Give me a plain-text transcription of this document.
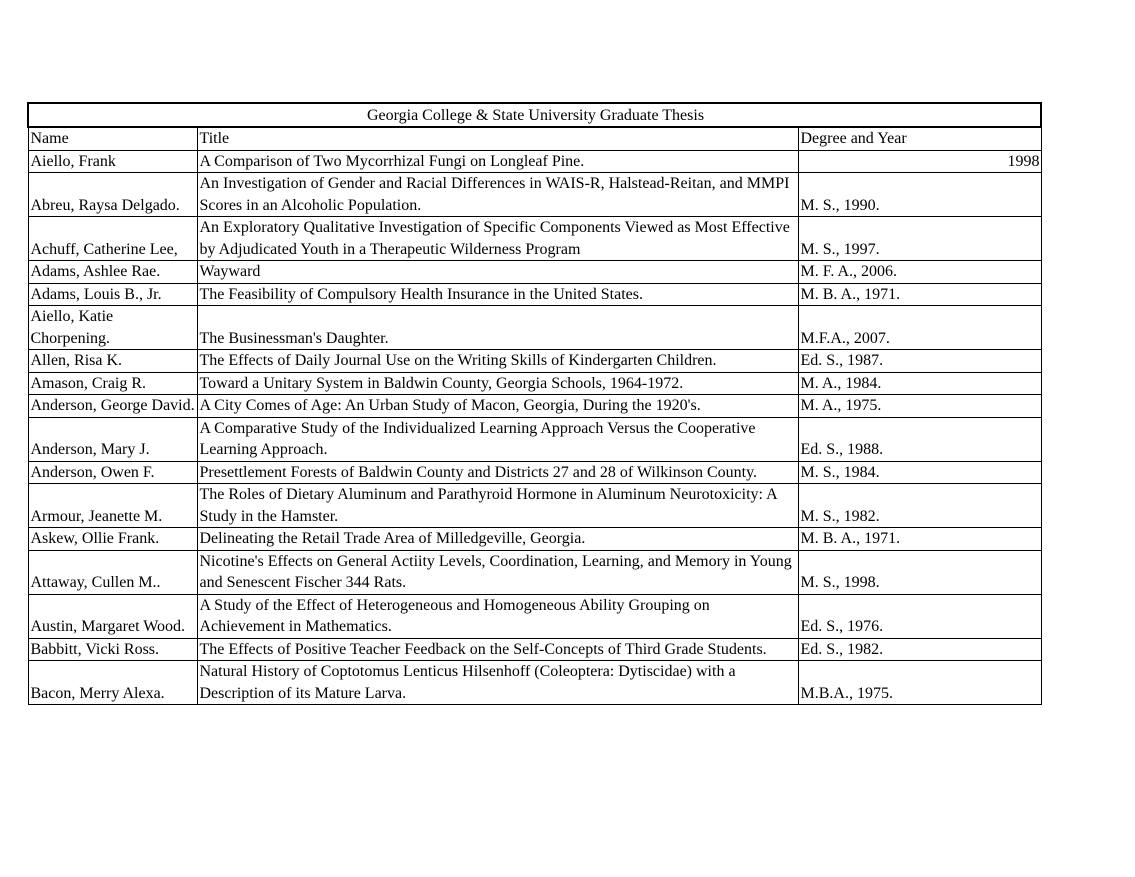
Georgia College & State University Graduate Thesis		
Name	Title	Degree and Year
Aiello, Frank	A Comparison of Two Mycorrhizal Fungi on Longleaf Pine.	1998
Abreu, Raysa Delgado.	An Investigation of Gender and Racial Differences in WAIS-R, Halstead-Reitan, and MMPI Scores in an Alcoholic Population.	M. S., 1990.
Achuff, Catherine Lee,	An Exploratory Qualitative Investigation of Specific Components Viewed as Most Effective by Adjudicated Youth in a Therapeutic Wilderness Program	M. S., 1997.
Adams, Ashlee Rae.	Wayward	M. F. A., 2006.
Adams, Louis B., Jr.	The Feasibility of Compulsory Health Insurance in the United States.	M. B. A., 1971.
Aiello, Katie Chorpening.	The Businessman's Daughter.	M.F.A., 2007.
Allen, Risa K.	The Effects of Daily Journal Use on the Writing Skills of Kindergarten Children.	Ed. S., 1987.
Amason, Craig R.	Toward a Unitary System in Baldwin County, Georgia Schools, 1964-1972.	M. A., 1984.
Anderson, George David.	A City Comes of Age: An Urban Study of Macon, Georgia, During the 1920's.	M. A., 1975.
Anderson, Mary J.	A Comparative Study of the Individualized Learning Approach Versus the Cooperative Learning Approach.	Ed. S., 1988.
Anderson, Owen F.	Presettlement Forests of Baldwin County and Districts 27 and 28 of Wilkinson County.	M. S., 1984.
Armour, Jeanette M.	The Roles of Dietary Aluminum and Parathyroid Hormone in Aluminum Neurotoxicity: A Study in the Hamster.	M. S., 1982.
Askew, Ollie Frank.	Delineating the Retail Trade Area of Milledgeville, Georgia.	M. B. A., 1971.
Attaway, Cullen M..	Nicotine's Effects on General Actiity Levels, Coordination, Learning, and Memory in Young and Senescent Fischer 344 Rats.	M. S., 1998.
Austin, Margaret Wood.	A Study of the Effect of Heterogeneous and Homogeneous Ability Grouping on Achievement in Mathematics.	Ed. S., 1976.
Babbitt, Vicki Ross.	The Effects of Positive Teacher Feedback on the Self-Concepts of Third Grade Students.	Ed. S., 1982.
Bacon, Merry Alexa.	Natural History of Coptotomus Lenticus Hilsenhoff (Coleoptera: Dytiscidae) with a Description of its Mature Larva.	M.B.A., 1975.
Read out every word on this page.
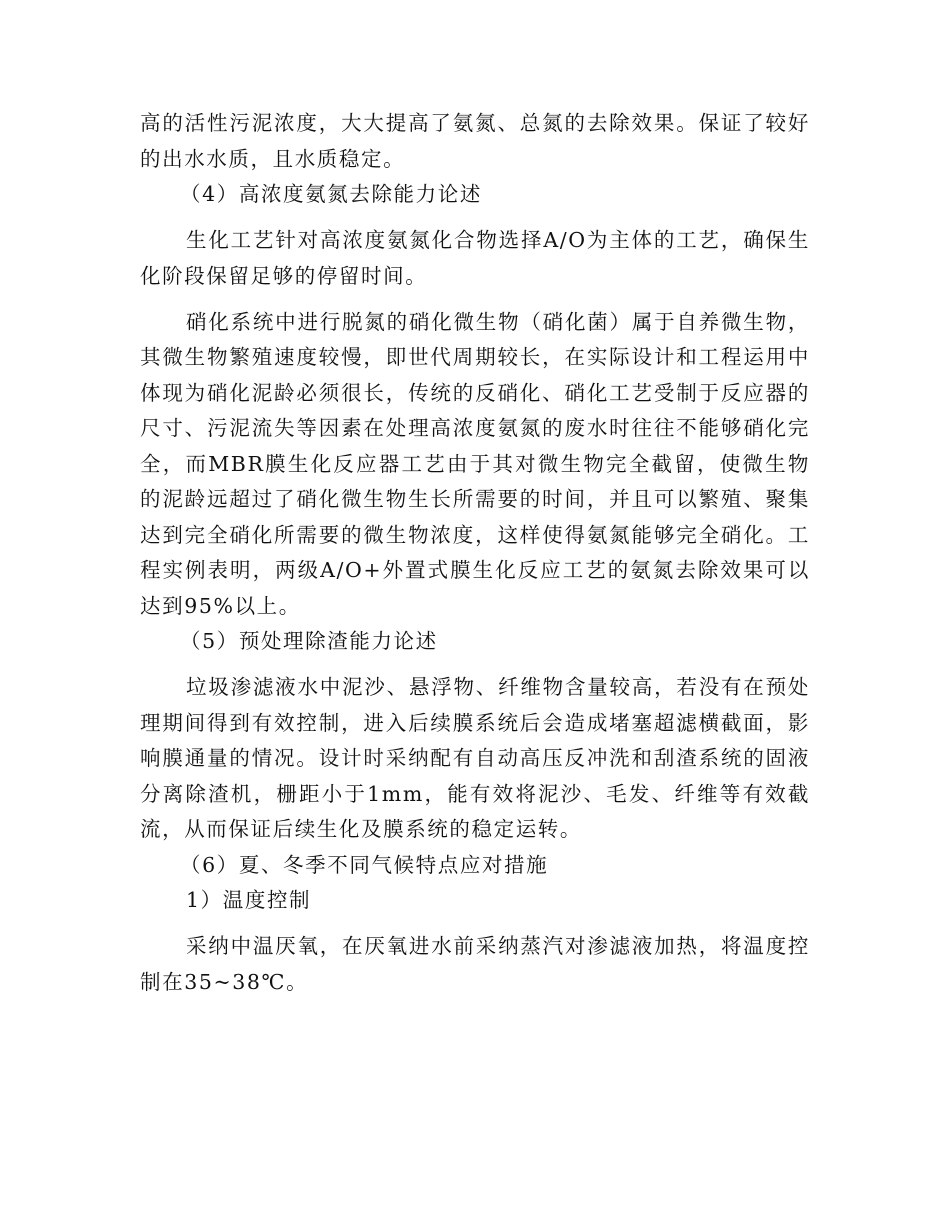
高的活性污泥浓度，大大提高了氨氮、总氮的去除效果。保证了较好的出水水质，且水质稳定。

（4）高浓度氨氮去除能力论述

生化工艺针对高浓度氨氮化合物选择A/O为主体的工艺，确保生化阶段保留足够的停留时间。

硝化系统中进行脱氮的硝化微生物（硝化菌）属于自养微生物，其微生物繁殖速度较慢，即世代周期较长，在实际设计和工程运用中体现为硝化泥龄必须很长，传统的反硝化、硝化工艺受制于反应器的尺寸、污泥流失等因素在处理高浓度氨氮的废水时往往不能够硝化完全，而MBR膜生化反应器工艺由于其对微生物完全截留，使微生物的泥龄远超过了硝化微生物生长所需要的时间，并且可以繁殖、聚集达到完全硝化所需要的微生物浓度，这样使得氨氮能够完全硝化。工程实例表明，两级A/O+外置式膜生化反应工艺的氨氮去除效果可以达到95%以上。

（5）预处理除渣能力论述

垃圾渗滤液水中泥沙、悬浮物、纤维物含量较高，若没有在预处理期间得到有效控制，进入后续膜系统后会造成堵塞超滤横截面，影响膜通量的情况。设计时采纳配有自动高压反冲洗和刮渣系统的固液分离除渣机，栅距小于1mm，能有效将泥沙、毛发、纤维等有效截流，从而保证后续生化及膜系统的稳定运转。

（6）夏、冬季不同气候特点应对措施

1）温度控制

采纳中温厌氧，在厌氧进水前采纳蒸汽对渗滤液加热，将温度控制在35~38℃。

--*--

- **Task brief**
Answer with a single number: the count of lines holding the word "Frank".

- **Output for this exercise**
2